Problem statement.
Print all of the data exactly as written.

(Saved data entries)
**********

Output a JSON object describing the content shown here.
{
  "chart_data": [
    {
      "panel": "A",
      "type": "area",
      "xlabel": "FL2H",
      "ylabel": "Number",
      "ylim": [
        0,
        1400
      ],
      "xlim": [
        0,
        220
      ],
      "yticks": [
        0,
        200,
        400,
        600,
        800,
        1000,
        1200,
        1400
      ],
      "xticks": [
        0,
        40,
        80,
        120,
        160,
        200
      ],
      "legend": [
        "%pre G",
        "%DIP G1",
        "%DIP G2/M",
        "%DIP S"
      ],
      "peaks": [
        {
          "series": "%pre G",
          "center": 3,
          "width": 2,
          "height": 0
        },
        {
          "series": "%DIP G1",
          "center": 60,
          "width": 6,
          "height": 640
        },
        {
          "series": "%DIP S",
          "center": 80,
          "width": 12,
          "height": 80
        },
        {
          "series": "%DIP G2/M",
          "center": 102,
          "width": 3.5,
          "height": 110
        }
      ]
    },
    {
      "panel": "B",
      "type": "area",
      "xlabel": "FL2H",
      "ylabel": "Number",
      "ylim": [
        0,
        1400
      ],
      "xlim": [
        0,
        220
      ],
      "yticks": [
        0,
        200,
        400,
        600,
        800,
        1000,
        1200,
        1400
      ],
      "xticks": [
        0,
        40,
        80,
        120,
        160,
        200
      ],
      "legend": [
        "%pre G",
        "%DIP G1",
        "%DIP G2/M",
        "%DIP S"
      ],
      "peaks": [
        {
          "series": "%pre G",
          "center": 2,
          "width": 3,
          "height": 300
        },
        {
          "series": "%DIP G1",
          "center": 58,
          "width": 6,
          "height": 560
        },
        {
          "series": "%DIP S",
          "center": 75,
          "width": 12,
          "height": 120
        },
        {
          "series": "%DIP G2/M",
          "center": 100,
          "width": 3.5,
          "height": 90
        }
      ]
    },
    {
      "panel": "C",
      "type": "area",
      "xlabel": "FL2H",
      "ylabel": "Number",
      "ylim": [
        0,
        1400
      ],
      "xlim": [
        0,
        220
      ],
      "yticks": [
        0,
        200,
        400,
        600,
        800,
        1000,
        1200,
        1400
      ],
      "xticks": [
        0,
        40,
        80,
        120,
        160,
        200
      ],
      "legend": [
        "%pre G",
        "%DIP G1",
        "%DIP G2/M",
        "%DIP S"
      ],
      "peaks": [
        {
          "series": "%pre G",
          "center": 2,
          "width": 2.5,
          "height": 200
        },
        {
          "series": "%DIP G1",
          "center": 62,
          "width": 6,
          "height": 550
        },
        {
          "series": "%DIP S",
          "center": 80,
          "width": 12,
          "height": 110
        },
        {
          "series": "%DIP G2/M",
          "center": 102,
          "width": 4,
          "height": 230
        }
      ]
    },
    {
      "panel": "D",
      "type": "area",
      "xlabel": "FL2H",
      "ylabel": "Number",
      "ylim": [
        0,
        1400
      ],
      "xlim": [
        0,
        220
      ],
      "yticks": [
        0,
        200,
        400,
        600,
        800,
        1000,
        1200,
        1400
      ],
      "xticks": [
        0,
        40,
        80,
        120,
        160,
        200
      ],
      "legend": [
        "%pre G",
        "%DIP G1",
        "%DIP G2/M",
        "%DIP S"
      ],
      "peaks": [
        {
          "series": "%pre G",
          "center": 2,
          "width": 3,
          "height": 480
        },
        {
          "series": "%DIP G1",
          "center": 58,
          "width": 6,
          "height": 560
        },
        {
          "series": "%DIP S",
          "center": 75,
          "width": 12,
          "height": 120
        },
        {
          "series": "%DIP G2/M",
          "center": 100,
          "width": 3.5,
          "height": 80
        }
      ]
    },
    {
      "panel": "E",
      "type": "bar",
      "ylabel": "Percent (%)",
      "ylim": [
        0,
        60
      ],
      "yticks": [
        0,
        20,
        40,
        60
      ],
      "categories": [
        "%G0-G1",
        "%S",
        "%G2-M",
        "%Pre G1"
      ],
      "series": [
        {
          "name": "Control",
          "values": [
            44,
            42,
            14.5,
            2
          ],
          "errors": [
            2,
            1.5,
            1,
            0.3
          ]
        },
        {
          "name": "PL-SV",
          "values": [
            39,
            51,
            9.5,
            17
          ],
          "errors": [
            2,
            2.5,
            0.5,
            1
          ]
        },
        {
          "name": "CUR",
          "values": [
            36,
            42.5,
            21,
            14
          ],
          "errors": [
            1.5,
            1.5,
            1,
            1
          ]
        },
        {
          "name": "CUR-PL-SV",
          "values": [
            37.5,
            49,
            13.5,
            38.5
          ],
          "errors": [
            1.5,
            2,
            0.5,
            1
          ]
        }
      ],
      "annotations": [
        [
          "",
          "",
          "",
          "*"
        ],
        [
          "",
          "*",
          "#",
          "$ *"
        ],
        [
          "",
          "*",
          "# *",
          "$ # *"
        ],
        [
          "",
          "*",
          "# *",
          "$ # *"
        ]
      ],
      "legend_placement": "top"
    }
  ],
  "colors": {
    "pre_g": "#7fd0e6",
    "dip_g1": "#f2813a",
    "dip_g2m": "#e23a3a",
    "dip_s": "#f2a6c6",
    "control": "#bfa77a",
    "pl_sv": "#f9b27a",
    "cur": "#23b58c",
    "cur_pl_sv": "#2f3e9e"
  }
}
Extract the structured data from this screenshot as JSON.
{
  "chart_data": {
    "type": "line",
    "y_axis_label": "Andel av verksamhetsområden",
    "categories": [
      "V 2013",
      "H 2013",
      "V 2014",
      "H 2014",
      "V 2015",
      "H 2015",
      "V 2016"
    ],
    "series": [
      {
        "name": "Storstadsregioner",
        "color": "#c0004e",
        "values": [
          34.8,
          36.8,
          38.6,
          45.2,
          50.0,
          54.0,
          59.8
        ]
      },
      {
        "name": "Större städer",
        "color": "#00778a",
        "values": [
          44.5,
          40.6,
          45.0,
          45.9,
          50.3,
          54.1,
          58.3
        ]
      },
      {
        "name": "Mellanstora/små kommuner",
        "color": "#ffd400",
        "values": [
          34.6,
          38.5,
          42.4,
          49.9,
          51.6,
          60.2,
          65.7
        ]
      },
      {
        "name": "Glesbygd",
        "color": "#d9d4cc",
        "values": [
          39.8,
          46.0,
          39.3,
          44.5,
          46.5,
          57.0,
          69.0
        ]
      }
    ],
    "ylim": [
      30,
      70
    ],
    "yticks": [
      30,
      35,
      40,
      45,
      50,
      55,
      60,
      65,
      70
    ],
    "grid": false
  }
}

**********

Written solution.
Output a JSON object describing the content shown here.
{
  "chart_data": [
    {
      "panel": "A",
      "type": "area",
      "xlabel": "FL2H",
      "ylabel": "Number",
      "ylim": [
        0,
        1400
      ],
      "xlim": [
        0,
        220
      ],
      "yticks": [
        0,
        200,
        400,
        600,
        800,
        1000,
        1200,
        1400
      ],
      "xticks": [
        0,
        40,
        80,
        120,
        160,
        200
      ],
      "legend": [
        "%pre G",
        "%DIP G1",
        "%DIP G2/M",
        "%DIP S"
      ],
      "peaks": [
        {
          "series": "%pre G",
          "center": 3,
          "width": 2,
          "height": 0
        },
        {
          "series": "%DIP G1",
          "center": 60,
          "width": 6,
          "height": 640
        },
        {
          "series": "%DIP S",
          "center": 80,
          "width": 12,
          "height": 80
        },
        {
          "series": "%DIP G2/M",
          "center": 102,
          "width": 3.5,
          "height": 110
        }
      ]
    },
    {
      "panel": "B",
      "type": "area",
      "xlabel": "FL2H",
      "ylabel": "Number",
      "ylim": [
        0,
        1400
      ],
      "xlim": [
        0,
        220
      ],
      "yticks": [
        0,
        200,
        400,
        600,
        800,
        1000,
        1200,
        1400
      ],
      "xticks": [
        0,
        40,
        80,
        120,
        160,
        200
      ],
      "legend": [
        "%pre G",
        "%DIP G1",
        "%DIP G2/M",
        "%DIP S"
      ],
      "peaks": [
        {
          "series": "%pre G",
          "center": 2,
          "width": 3,
          "height": 300
        },
        {
          "series": "%DIP G1",
          "center": 58,
          "width": 6,
          "height": 560
        },
        {
          "series": "%DIP S",
          "center": 75,
          "width": 12,
          "height": 120
        },
        {
          "series": "%DIP G2/M",
          "center": 100,
          "width": 3.5,
          "height": 90
        }
      ]
    },
    {
      "panel": "C",
      "type": "area",
      "xlabel": "FL2H",
      "ylabel": "Number",
      "ylim": [
        0,
        1400
      ],
      "xlim": [
        0,
        220
      ],
      "yticks": [
        0,
        200,
        400,
        600,
        800,
        1000,
        1200,
        1400
      ],
      "xticks": [
        0,
        40,
        80,
        120,
        160,
        200
      ],
      "legend": [
        "%pre G",
        "%DIP G1",
        "%DIP G2/M",
        "%DIP S"
      ],
      "peaks": [
        {
          "series": "%pre G",
          "center": 2,
          "width": 2.5,
          "height": 200
        },
        {
          "series": "%DIP G1",
          "center": 62,
          "width": 6,
          "height": 550
        },
        {
          "series": "%DIP S",
          "center": 80,
          "width": 12,
          "height": 110
        },
        {
          "series": "%DIP G2/M",
          "center": 102,
          "width": 4,
          "height": 230
        }
      ]
    },
    {
      "panel": "D",
      "type": "area",
      "xlabel": "FL2H",
      "ylabel": "Number",
      "ylim": [
        0,
        1400
      ],
      "xlim": [
        0,
        220
      ],
      "yticks": [
        0,
        200,
        400,
        600,
        800,
        1000,
        1200,
        1400
      ],
      "xticks": [
        0,
        40,
        80,
        120,
        160,
        200
      ],
      "legend": [
        "%pre G",
        "%DIP G1",
        "%DIP G2/M",
        "%DIP S"
      ],
      "peaks": [
        {
          "series": "%pre G",
          "center": 2,
          "width": 3,
          "height": 480
        },
        {
          "series": "%DIP G1",
          "center": 58,
          "width": 6,
          "height": 560
        },
        {
          "series": "%DIP S",
          "center": 75,
          "width": 12,
          "height": 120
        },
        {
          "series": "%DIP G2/M",
          "center": 100,
          "width": 3.5,
          "height": 80
        }
      ]
    },
    {
      "panel": "E",
      "type": "bar",
      "ylabel": "Percent (%)",
      "ylim": [
        0,
        60
      ],
      "yticks": [
        0,
        20,
        40,
        60
      ],
      "categories": [
        "%G0-G1",
        "%S",
        "%G2-M",
        "%Pre G1"
      ],
      "series": [
        {
          "name": "Control",
          "values": [
            44,
            42,
            14.5,
            2
          ],
          "errors": [
            2,
            1.5,
            1,
            0.3
          ]
        },
        {
          "name": "PL-SV",
          "values": [
            39,
            51,
            9.5,
            17
          ],
          "errors": [
            2,
            2.5,
            0.5,
            1
          ]
        },
        {
          "name": "CUR",
          "values": [
            36,
            42.5,
            21,
            14
          ],
          "errors": [
            1.5,
            1.5,
            1,
            1
          ]
        },
        {
          "name": "CUR-PL-SV",
          "values": [
            37.5,
            49,
            13.5,
            38.5
          ],
          "errors": [
            1.5,
            2,
            0.5,
            1
          ]
        }
      ],
      "annotations": [
        [
          "",
          "",
          "",
          "*"
        ],
        [
          "",
          "*",
          "#",
          "$ *"
        ],
        [
          "",
          "*",
          "# *",
          "$ # *"
        ],
        [
          "",
          "*",
          "# *",
          "$ # *"
        ]
      ],
      "legend_placement": "top"
    }
  ],
  "colors": {
    "pre_g": "#7fd0e6",
    "dip_g1": "#f2813a",
    "dip_g2m": "#e23a3a",
    "dip_s": "#f2a6c6",
    "control": "#bfa77a",
    "pl_sv": "#f9b27a",
    "cur": "#23b58c",
    "cur_pl_sv": "#2f3e9e"
  }
}
Extract the structured data from this screenshot as JSON.
{
  "chart_data": {
    "type": "line",
    "y_axis_label": "Andel av verksamhetsområden",
    "categories": [
      "V 2013",
      "H 2013",
      "V 2014",
      "H 2014",
      "V 2015",
      "H 2015",
      "V 2016"
    ],
    "series": [
      {
        "name": "Storstadsregioner",
        "color": "#c0004e",
        "values": [
          34.8,
          36.8,
          38.6,
          45.2,
          50.0,
          54.0,
          59.8
        ]
      },
      {
        "name": "Större städer",
        "color": "#00778a",
        "values": [
          44.5,
          40.6,
          45.0,
          45.9,
          50.3,
          54.1,
          58.3
        ]
      },
      {
        "name": "Mellanstora/små kommuner",
        "color": "#ffd400",
        "values": [
          34.6,
          38.5,
          42.4,
          49.9,
          51.6,
          60.2,
          65.7
        ]
      },
      {
        "name": "Glesbygd",
        "color": "#d9d4cc",
        "values": [
          39.8,
          46.0,
          39.3,
          44.5,
          46.5,
          57.0,
          69.0
        ]
      }
    ],
    "ylim": [
      30,
      70
    ],
    "yticks": [
      30,
      35,
      40,
      45,
      50,
      55,
      60,
      65,
      70
    ],
    "grid": false
  }
}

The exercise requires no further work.